OBJECTIVE
Write out all the data again, exactly as it stands.

(A block of data)
-- start --
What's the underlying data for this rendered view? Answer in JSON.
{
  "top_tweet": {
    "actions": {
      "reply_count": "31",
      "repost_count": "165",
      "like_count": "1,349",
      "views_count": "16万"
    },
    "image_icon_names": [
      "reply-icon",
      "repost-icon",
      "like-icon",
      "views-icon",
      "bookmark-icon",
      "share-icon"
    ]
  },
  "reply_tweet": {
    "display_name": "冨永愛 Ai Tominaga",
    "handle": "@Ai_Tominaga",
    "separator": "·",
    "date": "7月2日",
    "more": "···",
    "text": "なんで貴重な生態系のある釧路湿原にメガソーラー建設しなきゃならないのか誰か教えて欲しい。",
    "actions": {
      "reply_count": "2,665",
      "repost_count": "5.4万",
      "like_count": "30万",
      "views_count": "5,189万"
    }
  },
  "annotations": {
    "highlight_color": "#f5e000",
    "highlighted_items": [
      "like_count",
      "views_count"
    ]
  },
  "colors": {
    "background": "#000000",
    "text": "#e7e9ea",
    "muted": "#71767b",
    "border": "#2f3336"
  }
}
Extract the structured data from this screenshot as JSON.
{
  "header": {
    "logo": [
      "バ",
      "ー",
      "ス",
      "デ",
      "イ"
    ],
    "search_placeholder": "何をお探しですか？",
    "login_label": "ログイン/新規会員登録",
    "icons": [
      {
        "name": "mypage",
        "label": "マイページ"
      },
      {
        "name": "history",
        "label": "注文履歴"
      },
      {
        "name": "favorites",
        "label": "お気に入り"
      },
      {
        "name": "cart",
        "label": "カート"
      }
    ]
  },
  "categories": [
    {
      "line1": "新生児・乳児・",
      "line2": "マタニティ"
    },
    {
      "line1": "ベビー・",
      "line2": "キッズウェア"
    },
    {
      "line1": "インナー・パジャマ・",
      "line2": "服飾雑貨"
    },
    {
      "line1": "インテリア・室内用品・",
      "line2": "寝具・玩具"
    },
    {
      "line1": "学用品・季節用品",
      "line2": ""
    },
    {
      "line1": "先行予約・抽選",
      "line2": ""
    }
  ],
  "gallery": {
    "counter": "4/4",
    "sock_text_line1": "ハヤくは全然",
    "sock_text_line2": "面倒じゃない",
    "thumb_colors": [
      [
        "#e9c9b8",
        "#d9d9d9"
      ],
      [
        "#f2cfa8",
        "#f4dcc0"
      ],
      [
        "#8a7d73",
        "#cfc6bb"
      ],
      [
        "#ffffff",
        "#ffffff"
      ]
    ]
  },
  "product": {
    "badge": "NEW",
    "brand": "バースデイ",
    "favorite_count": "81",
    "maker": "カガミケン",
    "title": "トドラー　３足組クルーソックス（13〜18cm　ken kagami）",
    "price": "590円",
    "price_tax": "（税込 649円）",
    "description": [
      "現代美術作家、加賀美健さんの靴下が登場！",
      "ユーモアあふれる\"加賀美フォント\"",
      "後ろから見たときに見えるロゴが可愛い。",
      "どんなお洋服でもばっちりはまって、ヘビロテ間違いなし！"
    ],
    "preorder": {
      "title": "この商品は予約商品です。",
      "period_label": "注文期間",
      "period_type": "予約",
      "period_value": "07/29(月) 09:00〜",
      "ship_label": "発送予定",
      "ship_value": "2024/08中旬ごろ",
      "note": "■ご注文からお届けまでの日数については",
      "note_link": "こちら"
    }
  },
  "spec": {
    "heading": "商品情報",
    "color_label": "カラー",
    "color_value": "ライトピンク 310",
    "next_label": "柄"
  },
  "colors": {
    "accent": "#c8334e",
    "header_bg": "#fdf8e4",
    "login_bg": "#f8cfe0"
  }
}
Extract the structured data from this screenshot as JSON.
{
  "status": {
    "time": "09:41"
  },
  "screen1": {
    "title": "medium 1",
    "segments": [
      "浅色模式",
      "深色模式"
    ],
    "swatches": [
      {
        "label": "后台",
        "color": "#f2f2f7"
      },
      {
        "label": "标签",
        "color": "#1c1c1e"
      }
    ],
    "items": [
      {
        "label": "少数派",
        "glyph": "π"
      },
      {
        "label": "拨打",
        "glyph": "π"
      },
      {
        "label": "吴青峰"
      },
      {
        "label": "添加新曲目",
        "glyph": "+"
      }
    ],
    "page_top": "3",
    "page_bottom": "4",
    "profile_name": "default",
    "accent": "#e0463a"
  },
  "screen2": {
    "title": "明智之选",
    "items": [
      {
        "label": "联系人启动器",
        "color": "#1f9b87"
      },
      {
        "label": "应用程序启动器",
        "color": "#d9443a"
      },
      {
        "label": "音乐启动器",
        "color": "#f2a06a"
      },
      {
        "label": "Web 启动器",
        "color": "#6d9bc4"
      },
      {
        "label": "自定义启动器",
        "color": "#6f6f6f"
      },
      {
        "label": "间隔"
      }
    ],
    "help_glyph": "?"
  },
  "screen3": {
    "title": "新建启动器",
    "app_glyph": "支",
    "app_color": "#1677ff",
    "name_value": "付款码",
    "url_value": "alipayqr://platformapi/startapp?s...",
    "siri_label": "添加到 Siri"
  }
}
-- end --
FINAL RESULT
What's the underlying data for this rendered view? Answer in JSON.
{
  "top_tweet": {
    "actions": {
      "reply_count": "31",
      "repost_count": "165",
      "like_count": "1,349",
      "views_count": "16万"
    },
    "image_icon_names": [
      "reply-icon",
      "repost-icon",
      "like-icon",
      "views-icon",
      "bookmark-icon",
      "share-icon"
    ]
  },
  "reply_tweet": {
    "display_name": "冨永愛 Ai Tominaga",
    "handle": "@Ai_Tominaga",
    "separator": "·",
    "date": "7月2日",
    "more": "···",
    "text": "なんで貴重な生態系のある釧路湿原にメガソーラー建設しなきゃならないのか誰か教えて欲しい。",
    "actions": {
      "reply_count": "2,665",
      "repost_count": "5.4万",
      "like_count": "30万",
      "views_count": "5,189万"
    }
  },
  "annotations": {
    "highlight_color": "#f5e000",
    "highlighted_items": [
      "like_count",
      "views_count"
    ]
  },
  "colors": {
    "background": "#000000",
    "text": "#e7e9ea",
    "muted": "#71767b",
    "border": "#2f3336"
  }
}
Extract the structured data from this screenshot as JSON.
{
  "header": {
    "logo": [
      "バ",
      "ー",
      "ス",
      "デ",
      "イ"
    ],
    "search_placeholder": "何をお探しですか？",
    "login_label": "ログイン/新規会員登録",
    "icons": [
      {
        "name": "mypage",
        "label": "マイページ"
      },
      {
        "name": "history",
        "label": "注文履歴"
      },
      {
        "name": "favorites",
        "label": "お気に入り"
      },
      {
        "name": "cart",
        "label": "カート"
      }
    ]
  },
  "categories": [
    {
      "line1": "新生児・乳児・",
      "line2": "マタニティ"
    },
    {
      "line1": "ベビー・",
      "line2": "キッズウェア"
    },
    {
      "line1": "インナー・パジャマ・",
      "line2": "服飾雑貨"
    },
    {
      "line1": "インテリア・室内用品・",
      "line2": "寝具・玩具"
    },
    {
      "line1": "学用品・季節用品",
      "line2": ""
    },
    {
      "line1": "先行予約・抽選",
      "line2": ""
    }
  ],
  "gallery": {
    "counter": "4/4",
    "sock_text_line1": "ハヤくは全然",
    "sock_text_line2": "面倒じゃない",
    "thumb_colors": [
      [
        "#e9c9b8",
        "#d9d9d9"
      ],
      [
        "#f2cfa8",
        "#f4dcc0"
      ],
      [
        "#8a7d73",
        "#cfc6bb"
      ],
      [
        "#ffffff",
        "#ffffff"
      ]
    ]
  },
  "product": {
    "badge": "NEW",
    "brand": "バースデイ",
    "favorite_count": "81",
    "maker": "カガミケン",
    "title": "トドラー　３足組クルーソックス（13〜18cm　ken kagami）",
    "price": "590円",
    "price_tax": "（税込 649円）",
    "description": [
      "現代美術作家、加賀美健さんの靴下が登場！",
      "ユーモアあふれる\"加賀美フォント\"",
      "後ろから見たときに見えるロゴが可愛い。",
      "どんなお洋服でもばっちりはまって、ヘビロテ間違いなし！"
    ],
    "preorder": {
      "title": "この商品は予約商品です。",
      "period_label": "注文期間",
      "period_type": "予約",
      "period_value": "07/29(月) 09:00〜",
      "ship_label": "発送予定",
      "ship_value": "2024/08中旬ごろ",
      "note": "■ご注文からお届けまでの日数については",
      "note_link": "こちら"
    }
  },
  "spec": {
    "heading": "商品情報",
    "color_label": "カラー",
    "color_value": "ライトピンク 310",
    "next_label": "柄"
  },
  "colors": {
    "accent": "#c8334e",
    "header_bg": "#fdf8e4",
    "login_bg": "#f8cfe0"
  }
}
Extract the structured data from this screenshot as JSON.
{
  "status": {
    "time": "09:41"
  },
  "screen1": {
    "title": "medium 1",
    "segments": [
      "浅色模式",
      "深色模式"
    ],
    "swatches": [
      {
        "label": "后台",
        "color": "#f2f2f7"
      },
      {
        "label": "标签",
        "color": "#1c1c1e"
      }
    ],
    "items": [
      {
        "label": "少数派",
        "glyph": "π"
      },
      {
        "label": "拨打",
        "glyph": "π"
      },
      {
        "label": "吴青峰"
      },
      {
        "label": "添加新曲目",
        "glyph": "+"
      }
    ],
    "page_top": "3",
    "page_bottom": "4",
    "profile_name": "default",
    "accent": "#e0463a"
  },
  "screen2": {
    "title": "明智之选",
    "items": [
      {
        "label": "联系人启动器",
        "color": "#1f9b87"
      },
      {
        "label": "应用程序启动器",
        "color": "#d9443a"
      },
      {
        "label": "音乐启动器",
        "color": "#f2a06a"
      },
      {
        "label": "Web 启动器",
        "color": "#6d9bc4"
      },
      {
        "label": "自定义启动器",
        "color": "#6f6f6f"
      },
      {
        "label": "间隔"
      }
    ],
    "help_glyph": "?"
  },
  "screen3": {
    "title": "新建启动器",
    "app_glyph": "支",
    "app_color": "#1677ff",
    "name_value": "付款码",
    "url_value": "alipayqr://platformapi/startapp?s...",
    "siri_label": "添加到 Siri"
  }
}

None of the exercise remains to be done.